Items from a data source:
########################################
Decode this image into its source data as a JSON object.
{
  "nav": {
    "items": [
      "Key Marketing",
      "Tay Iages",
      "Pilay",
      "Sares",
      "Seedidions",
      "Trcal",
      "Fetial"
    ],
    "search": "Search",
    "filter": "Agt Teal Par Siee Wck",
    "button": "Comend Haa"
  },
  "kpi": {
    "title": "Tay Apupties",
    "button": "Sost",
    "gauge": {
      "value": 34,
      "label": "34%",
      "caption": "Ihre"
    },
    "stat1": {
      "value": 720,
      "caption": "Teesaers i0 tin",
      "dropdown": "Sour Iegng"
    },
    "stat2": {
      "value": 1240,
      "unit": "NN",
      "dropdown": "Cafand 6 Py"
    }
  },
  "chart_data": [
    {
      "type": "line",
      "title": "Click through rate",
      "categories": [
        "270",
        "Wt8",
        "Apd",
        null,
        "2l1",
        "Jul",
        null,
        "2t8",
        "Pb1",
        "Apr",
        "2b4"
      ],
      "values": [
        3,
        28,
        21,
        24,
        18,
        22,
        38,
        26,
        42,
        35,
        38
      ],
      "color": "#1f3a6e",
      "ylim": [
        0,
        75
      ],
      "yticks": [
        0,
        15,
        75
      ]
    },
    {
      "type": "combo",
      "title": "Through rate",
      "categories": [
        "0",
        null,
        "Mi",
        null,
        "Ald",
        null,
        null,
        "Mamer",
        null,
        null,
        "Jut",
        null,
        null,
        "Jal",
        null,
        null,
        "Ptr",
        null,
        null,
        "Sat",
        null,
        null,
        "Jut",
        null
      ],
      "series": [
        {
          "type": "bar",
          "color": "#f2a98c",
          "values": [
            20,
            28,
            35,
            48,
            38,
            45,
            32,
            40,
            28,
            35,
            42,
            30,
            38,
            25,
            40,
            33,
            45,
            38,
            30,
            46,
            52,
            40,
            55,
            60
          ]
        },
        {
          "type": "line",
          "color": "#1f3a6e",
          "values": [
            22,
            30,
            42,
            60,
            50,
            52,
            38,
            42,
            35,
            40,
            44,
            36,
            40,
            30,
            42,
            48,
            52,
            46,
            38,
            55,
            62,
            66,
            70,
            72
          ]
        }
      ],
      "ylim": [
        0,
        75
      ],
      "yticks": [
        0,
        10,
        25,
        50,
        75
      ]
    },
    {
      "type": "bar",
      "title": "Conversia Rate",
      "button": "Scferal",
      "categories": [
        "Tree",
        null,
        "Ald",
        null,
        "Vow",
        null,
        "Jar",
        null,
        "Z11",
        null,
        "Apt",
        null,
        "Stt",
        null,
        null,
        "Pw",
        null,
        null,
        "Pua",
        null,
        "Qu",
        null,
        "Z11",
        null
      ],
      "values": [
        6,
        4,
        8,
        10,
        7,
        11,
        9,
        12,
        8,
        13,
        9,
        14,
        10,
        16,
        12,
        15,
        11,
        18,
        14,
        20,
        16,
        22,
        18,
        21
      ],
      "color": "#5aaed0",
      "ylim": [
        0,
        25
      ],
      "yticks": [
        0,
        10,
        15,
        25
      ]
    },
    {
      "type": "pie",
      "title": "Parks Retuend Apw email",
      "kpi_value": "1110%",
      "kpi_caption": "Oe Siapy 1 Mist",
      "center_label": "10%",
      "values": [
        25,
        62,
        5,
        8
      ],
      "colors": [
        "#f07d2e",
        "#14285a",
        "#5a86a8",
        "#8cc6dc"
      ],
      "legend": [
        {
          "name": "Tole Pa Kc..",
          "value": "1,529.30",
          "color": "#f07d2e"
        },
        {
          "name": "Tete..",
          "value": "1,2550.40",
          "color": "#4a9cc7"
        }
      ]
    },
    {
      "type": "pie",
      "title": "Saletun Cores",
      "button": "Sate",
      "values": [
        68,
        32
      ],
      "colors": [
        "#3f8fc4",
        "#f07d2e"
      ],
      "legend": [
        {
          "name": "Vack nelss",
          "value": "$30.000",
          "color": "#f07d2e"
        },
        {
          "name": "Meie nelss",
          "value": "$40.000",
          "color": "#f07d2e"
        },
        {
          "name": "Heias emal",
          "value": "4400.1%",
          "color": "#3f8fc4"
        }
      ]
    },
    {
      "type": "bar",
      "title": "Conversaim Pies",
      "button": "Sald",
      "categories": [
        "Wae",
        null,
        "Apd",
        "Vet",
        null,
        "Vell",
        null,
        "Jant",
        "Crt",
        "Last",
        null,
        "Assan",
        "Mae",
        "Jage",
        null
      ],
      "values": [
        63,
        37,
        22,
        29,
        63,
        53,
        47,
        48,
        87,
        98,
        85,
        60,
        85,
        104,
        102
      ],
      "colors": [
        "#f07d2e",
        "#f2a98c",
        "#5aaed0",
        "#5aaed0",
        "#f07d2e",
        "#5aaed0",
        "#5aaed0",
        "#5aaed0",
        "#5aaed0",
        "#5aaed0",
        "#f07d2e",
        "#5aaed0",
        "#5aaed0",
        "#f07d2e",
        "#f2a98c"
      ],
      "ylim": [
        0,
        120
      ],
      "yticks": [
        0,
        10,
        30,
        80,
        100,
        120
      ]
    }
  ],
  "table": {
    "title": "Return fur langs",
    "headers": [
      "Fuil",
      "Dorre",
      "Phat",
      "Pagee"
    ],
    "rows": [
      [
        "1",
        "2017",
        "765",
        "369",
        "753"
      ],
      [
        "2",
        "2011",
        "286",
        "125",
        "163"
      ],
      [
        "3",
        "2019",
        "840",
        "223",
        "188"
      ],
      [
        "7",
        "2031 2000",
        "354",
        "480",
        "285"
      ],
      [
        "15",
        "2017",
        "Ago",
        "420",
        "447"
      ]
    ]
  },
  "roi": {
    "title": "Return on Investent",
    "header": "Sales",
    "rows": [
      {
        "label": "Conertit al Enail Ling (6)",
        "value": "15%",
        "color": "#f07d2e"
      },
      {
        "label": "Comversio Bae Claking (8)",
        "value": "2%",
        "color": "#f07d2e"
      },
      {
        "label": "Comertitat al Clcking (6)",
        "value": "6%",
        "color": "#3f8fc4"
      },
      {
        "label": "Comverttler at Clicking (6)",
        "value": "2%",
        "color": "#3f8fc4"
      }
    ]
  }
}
########################################
Prompt »
Repeat the data in its entirety, character for character.

Written response »
Decode this image into its source data as a JSON object.
{
  "nav": {
    "items": [
      "Key Marketing",
      "Tay Iages",
      "Pilay",
      "Sares",
      "Seedidions",
      "Trcal",
      "Fetial"
    ],
    "search": "Search",
    "filter": "Agt Teal Par Siee Wck",
    "button": "Comend Haa"
  },
  "kpi": {
    "title": "Tay Apupties",
    "button": "Sost",
    "gauge": {
      "value": 34,
      "label": "34%",
      "caption": "Ihre"
    },
    "stat1": {
      "value": 720,
      "caption": "Teesaers i0 tin",
      "dropdown": "Sour Iegng"
    },
    "stat2": {
      "value": 1240,
      "unit": "NN",
      "dropdown": "Cafand 6 Py"
    }
  },
  "chart_data": [
    {
      "type": "line",
      "title": "Click through rate",
      "categories": [
        "270",
        "Wt8",
        "Apd",
        null,
        "2l1",
        "Jul",
        null,
        "2t8",
        "Pb1",
        "Apr",
        "2b4"
      ],
      "values": [
        3,
        28,
        21,
        24,
        18,
        22,
        38,
        26,
        42,
        35,
        38
      ],
      "color": "#1f3a6e",
      "ylim": [
        0,
        75
      ],
      "yticks": [
        0,
        15,
        75
      ]
    },
    {
      "type": "combo",
      "title": "Through rate",
      "categories": [
        "0",
        null,
        "Mi",
        null,
        "Ald",
        null,
        null,
        "Mamer",
        null,
        null,
        "Jut",
        null,
        null,
        "Jal",
        null,
        null,
        "Ptr",
        null,
        null,
        "Sat",
        null,
        null,
        "Jut",
        null
      ],
      "series": [
        {
          "type": "bar",
          "color": "#f2a98c",
          "values": [
            20,
            28,
            35,
            48,
            38,
            45,
            32,
            40,
            28,
            35,
            42,
            30,
            38,
            25,
            40,
            33,
            45,
            38,
            30,
            46,
            52,
            40,
            55,
            60
          ]
        },
        {
          "type": "line",
          "color": "#1f3a6e",
          "values": [
            22,
            30,
            42,
            60,
            50,
            52,
            38,
            42,
            35,
            40,
            44,
            36,
            40,
            30,
            42,
            48,
            52,
            46,
            38,
            55,
            62,
            66,
            70,
            72
          ]
        }
      ],
      "ylim": [
        0,
        75
      ],
      "yticks": [
        0,
        10,
        25,
        50,
        75
      ]
    },
    {
      "type": "bar",
      "title": "Conversia Rate",
      "button": "Scferal",
      "categories": [
        "Tree",
        null,
        "Ald",
        null,
        "Vow",
        null,
        "Jar",
        null,
        "Z11",
        null,
        "Apt",
        null,
        "Stt",
        null,
        null,
        "Pw",
        null,
        null,
        "Pua",
        null,
        "Qu",
        null,
        "Z11",
        null
      ],
      "values": [
        6,
        4,
        8,
        10,
        7,
        11,
        9,
        12,
        8,
        13,
        9,
        14,
        10,
        16,
        12,
        15,
        11,
        18,
        14,
        20,
        16,
        22,
        18,
        21
      ],
      "color": "#5aaed0",
      "ylim": [
        0,
        25
      ],
      "yticks": [
        0,
        10,
        15,
        25
      ]
    },
    {
      "type": "pie",
      "title": "Parks Retuend Apw email",
      "kpi_value": "1110%",
      "kpi_caption": "Oe Siapy 1 Mist",
      "center_label": "10%",
      "values": [
        25,
        62,
        5,
        8
      ],
      "colors": [
        "#f07d2e",
        "#14285a",
        "#5a86a8",
        "#8cc6dc"
      ],
      "legend": [
        {
          "name": "Tole Pa Kc..",
          "value": "1,529.30",
          "color": "#f07d2e"
        },
        {
          "name": "Tete..",
          "value": "1,2550.40",
          "color": "#4a9cc7"
        }
      ]
    },
    {
      "type": "pie",
      "title": "Saletun Cores",
      "button": "Sate",
      "values": [
        68,
        32
      ],
      "colors": [
        "#3f8fc4",
        "#f07d2e"
      ],
      "legend": [
        {
          "name": "Vack nelss",
          "value": "$30.000",
          "color": "#f07d2e"
        },
        {
          "name": "Meie nelss",
          "value": "$40.000",
          "color": "#f07d2e"
        },
        {
          "name": "Heias emal",
          "value": "4400.1%",
          "color": "#3f8fc4"
        }
      ]
    },
    {
      "type": "bar",
      "title": "Conversaim Pies",
      "button": "Sald",
      "categories": [
        "Wae",
        null,
        "Apd",
        "Vet",
        null,
        "Vell",
        null,
        "Jant",
        "Crt",
        "Last",
        null,
        "Assan",
        "Mae",
        "Jage",
        null
      ],
      "values": [
        63,
        37,
        22,
        29,
        63,
        53,
        47,
        48,
        87,
        98,
        85,
        60,
        85,
        104,
        102
      ],
      "colors": [
        "#f07d2e",
        "#f2a98c",
        "#5aaed0",
        "#5aaed0",
        "#f07d2e",
        "#5aaed0",
        "#5aaed0",
        "#5aaed0",
        "#5aaed0",
        "#5aaed0",
        "#f07d2e",
        "#5aaed0",
        "#5aaed0",
        "#f07d2e",
        "#f2a98c"
      ],
      "ylim": [
        0,
        120
      ],
      "yticks": [
        0,
        10,
        30,
        80,
        100,
        120
      ]
    }
  ],
  "table": {
    "title": "Return fur langs",
    "headers": [
      "Fuil",
      "Dorre",
      "Phat",
      "Pagee"
    ],
    "rows": [
      [
        "1",
        "2017",
        "765",
        "369",
        "753"
      ],
      [
        "2",
        "2011",
        "286",
        "125",
        "163"
      ],
      [
        "3",
        "2019",
        "840",
        "223",
        "188"
      ],
      [
        "7",
        "2031 2000",
        "354",
        "480",
        "285"
      ],
      [
        "15",
        "2017",
        "Ago",
        "420",
        "447"
      ]
    ]
  },
  "roi": {
    "title": "Return on Investent",
    "header": "Sales",
    "rows": [
      {
        "label": "Conertit al Enail Ling (6)",
        "value": "15%",
        "color": "#f07d2e"
      },
      {
        "label": "Comversio Bae Claking (8)",
        "value": "2%",
        "color": "#f07d2e"
      },
      {
        "label": "Comertitat al Clcking (6)",
        "value": "6%",
        "color": "#3f8fc4"
      },
      {
        "label": "Comverttler at Clicking (6)",
        "value": "2%",
        "color": "#3f8fc4"
      }
    ]
  }
}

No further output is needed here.